- _TASK DIRECTIONS_
Below is a block of records: output all of them exactly and leave out the pictures.

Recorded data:
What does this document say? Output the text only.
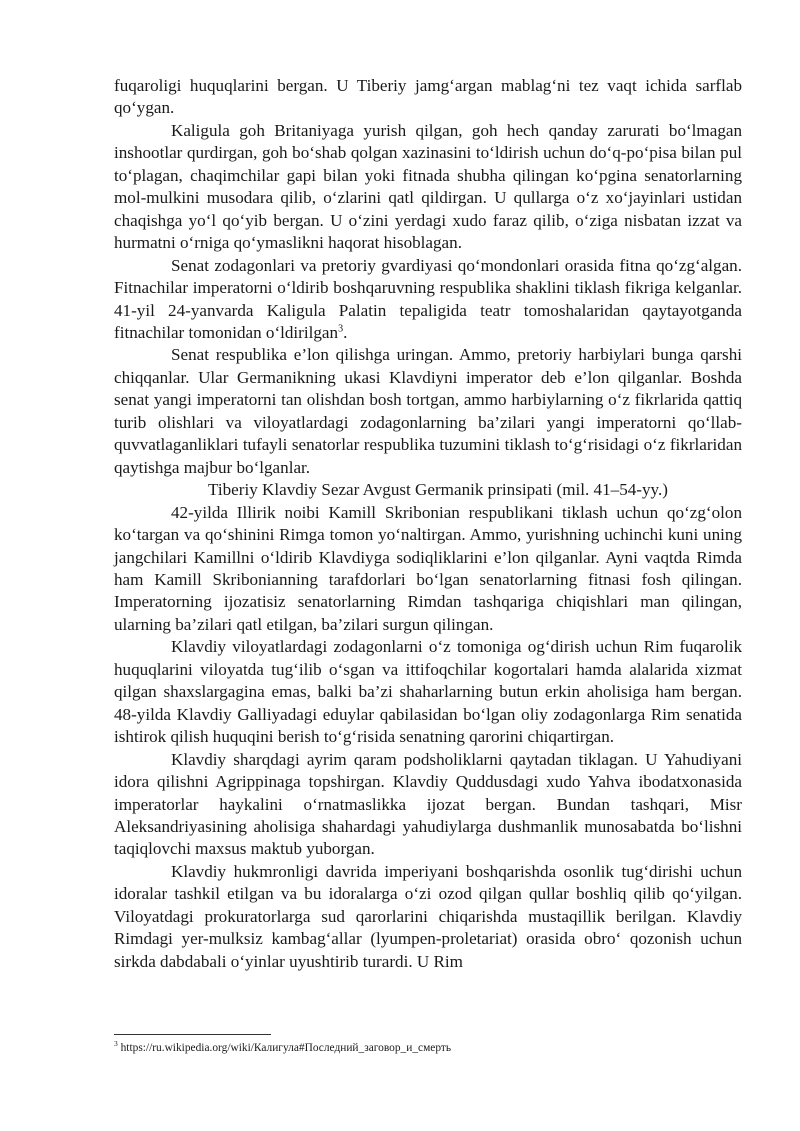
fuqaroligi huquqlarini bergan. U Tiberiy jamgʻargan mablagʻni tez vaqt ichida sarflab qoʻygan.

Kaligula goh Britaniyaga yurish qilgan, goh hech qanday zarurati boʻlmagan inshootlar qurdirgan, goh boʻshab qolgan xazinasini toʻldirish uchun doʻq-poʻpisa bilan pul toʻplagan, chaqimchilar gapi bilan yoki fitnada shubha qilingan koʻpgina senatorlarning mol-mulkini musodara qilib, oʻzlarini qatl qildirgan. U qullarga oʻz xoʻjayinlari ustidan chaqishga yoʻl qoʻyib bergan. U oʻzini yerdagi xudo faraz qilib, oʻziga nisbatan izzat va hurmatni oʻrniga qoʻymaslikni haqorat hisoblagan.

Senat zodagonlari va pretoriy gvardiyasi qoʻmondonlari orasida fitna qoʻzgʻalgan. Fitnachilar imperatorni oʻldirib boshqaruvning respublika shaklini tiklash fikriga kelganlar. 41-yil 24-yanvarda Kaligula Palatin tepaligida teatr tomoshalaridan qaytayotganda fitnachilar tomonidan oʻldirilgan$^3$.

Senat respublika e’lon qilishga uringan. Ammo, pretoriy harbiylari bunga qarshi chiqqanlar. Ular Germanikning ukasi Klavdiyni imperator deb e’lon qilganlar. Boshda senat yangi imperatorni tan olishdan bosh tortgan, ammo harbiylarning oʻz fikrlarida qattiq turib olishlari va viloyatlardagi zodagonlarning ba’zilari yangi imperatorni qoʻllab-quvvatlaganliklari tufayli senatorlar respublika tuzumini tiklash toʻgʻrisidagi oʻz fikrlaridan qaytishga majbur boʻlganlar.

Tiberiy Klavdiy Sezar Avgust Germanik prinsipati (mil. 41–54-yy.)

42-yilda Illirik noibi Kamill Skribonian respublikani tiklash uchun qoʻzgʻolon koʻtargan va qoʻshinini Rimga tomon yoʻnaltirgan. Ammo, yurishning uchinchi kuni uning jangchilari Kamillni oʻldirib Klavdiyga sodiqliklarini e’lon qilganlar. Ayni vaqtda Rimda ham Kamill Skribonianning tarafdorlari boʻlgan senatorlarning fitnasi fosh qilingan. Imperatorning ijozatisiz senatorlarning Rimdan tashqariga chiqishlari man qilingan, ularning ba’zilari qatl etilgan, ba’zilari surgun qilingan.

Klavdiy viloyatlardagi zodagonlarni oʻz tomoniga ogʻdirish uchun Rim fuqarolik huquqlarini viloyatda tugʻilib oʻsgan va ittifoqchilar kogortalari hamda alalarida xizmat qilgan shaxslargagina emas, balki ba’zi shaharlarning butun erkin aholisiga ham bergan. 48-yilda Klavdiy Galliyadagi eduylar qabilasidan boʻlgan oliy zodagonlarga Rim senatida ishtirok qilish huquqini berish toʻgʻrisida senatning qarorini chiqartirgan.

Klavdiy sharqdagi ayrim qaram podsholiklarni qaytadan tiklagan. U Yahudiyani idora qilishni Agrippinaga topshirgan. Klavdiy Quddusdagi xudo Yahva ibodatxonasida imperatorlar haykalini oʻrnatmaslikka ijozat bergan. Bundan tashqari, Misr Aleksandriyasining aholisiga shahardagi yahudiylarga dushmanlik munosabatda boʻlishni taqiqlovchi maxsus maktub yuborgan.

Klavdiy hukmronligi davrida imperiyani boshqarishda osonlik tugʻdirishi uchun idoralar tashkil etilgan va bu idoralarga oʻzi ozod qilgan qullar boshliq qilib qoʻyilgan. Viloyatdagi prokuratorlarga sud qarorlarini chiqarishda mustaqillik berilgan. Klavdiy Rimdagi yer-mulksiz kambagʻallar (lyumpen-proletariat) orasida obroʻ qozonish uchun sirkda dabdabali oʻyinlar uyushtirib turardi. U Rim

$^3$ https://ru.wikipedia.org/wiki/Калигула#Последний_заговор_и_смерть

- _THE REPLY_
What does this document say? Output the text only.
fuqaroligi huquqlarini bergan. U Tiberiy jamgʻargan mablagʻni tez vaqt ichida sarflab qoʻygan.

Kaligula goh Britaniyaga yurish qilgan, goh hech qanday zarurati boʻlmagan inshootlar qurdirgan, goh boʻshab qolgan xazinasini toʻldirish uchun doʻq-poʻpisa bilan pul toʻplagan, chaqimchilar gapi bilan yoki fitnada shubha qilingan koʻpgina senatorlarning mol-mulkini musodara qilib, oʻzlarini qatl qildirgan. U qullarga oʻz xoʻjayinlari ustidan chaqishga yoʻl qoʻyib bergan. U oʻzini yerdagi xudo faraz qilib, oʻziga nisbatan izzat va hurmatni oʻrniga qoʻymaslikni haqorat hisoblagan.

Senat zodagonlari va pretoriy gvardiyasi qoʻmondonlari orasida fitna qoʻzgʻalgan. Fitnachilar imperatorni oʻldirib boshqaruvning respublika shaklini tiklash fikriga kelganlar. 41-yil 24-yanvarda Kaligula Palatin tepaligida teatr tomoshalaridan qaytayotganda fitnachilar tomonidan oʻldirilgan$^3$.

Senat respublika e’lon qilishga uringan. Ammo, pretoriy harbiylari bunga qarshi chiqqanlar. Ular Germanikning ukasi Klavdiyni imperator deb e’lon qilganlar. Boshda senat yangi imperatorni tan olishdan bosh tortgan, ammo harbiylarning oʻz fikrlarida qattiq turib olishlari va viloyatlardagi zodagonlarning ba’zilari yangi imperatorni qoʻllab-quvvatlaganliklari tufayli senatorlar respublika tuzumini tiklash toʻgʻrisidagi oʻz fikrlaridan qaytishga majbur boʻlganlar.

Tiberiy Klavdiy Sezar Avgust Germanik prinsipati (mil. 41–54-yy.)

42-yilda Illirik noibi Kamill Skribonian respublikani tiklash uchun qoʻzgʻolon koʻtargan va qoʻshinini Rimga tomon yoʻnaltirgan. Ammo, yurishning uchinchi kuni uning jangchilari Kamillni oʻldirib Klavdiyga sodiqliklarini e’lon qilganlar. Ayni vaqtda Rimda ham Kamill Skribonianning tarafdorlari boʻlgan senatorlarning fitnasi fosh qilingan. Imperatorning ijozatisiz senatorlarning Rimdan tashqariga chiqishlari man qilingan, ularning ba’zilari qatl etilgan, ba’zilari surgun qilingan.

Klavdiy viloyatlardagi zodagonlarni oʻz tomoniga ogʻdirish uchun Rim fuqarolik huquqlarini viloyatda tugʻilib oʻsgan va ittifoqchilar kogortalari hamda alalarida xizmat qilgan shaxslargagina emas, balki ba’zi shaharlarning butun erkin aholisiga ham bergan. 48-yilda Klavdiy Galliyadagi eduylar qabilasidan boʻlgan oliy zodagonlarga Rim senatida ishtirok qilish huquqini berish toʻgʻrisida senatning qarorini chiqartirgan.

Klavdiy sharqdagi ayrim qaram podsholiklarni qaytadan tiklagan. U Yahudiyani idora qilishni Agrippinaga topshirgan. Klavdiy Quddusdagi xudo Yahva ibodatxonasida imperatorlar haykalini oʻrnatmaslikka ijozat bergan. Bundan tashqari, Misr Aleksandriyasining aholisiga shahardagi yahudiylarga dushmanlik munosabatda boʻlishni taqiqlovchi maxsus maktub yuborgan.

Klavdiy hukmronligi davrida imperiyani boshqarishda osonlik tugʻdirishi uchun idoralar tashkil etilgan va bu idoralarga oʻzi ozod qilgan qullar boshliq qilib qoʻyilgan. Viloyatdagi prokuratorlarga sud qarorlarini chiqarishda mustaqillik berilgan. Klavdiy Rimdagi yer-mulksiz kambagʻallar (lyumpen-proletariat) orasida obroʻ qozonish uchun sirkda dabdabali oʻyinlar uyushtirib turardi. U Rim

$^3$ https://ru.wikipedia.org/wiki/Калигула#Последний_заговор_и_смерть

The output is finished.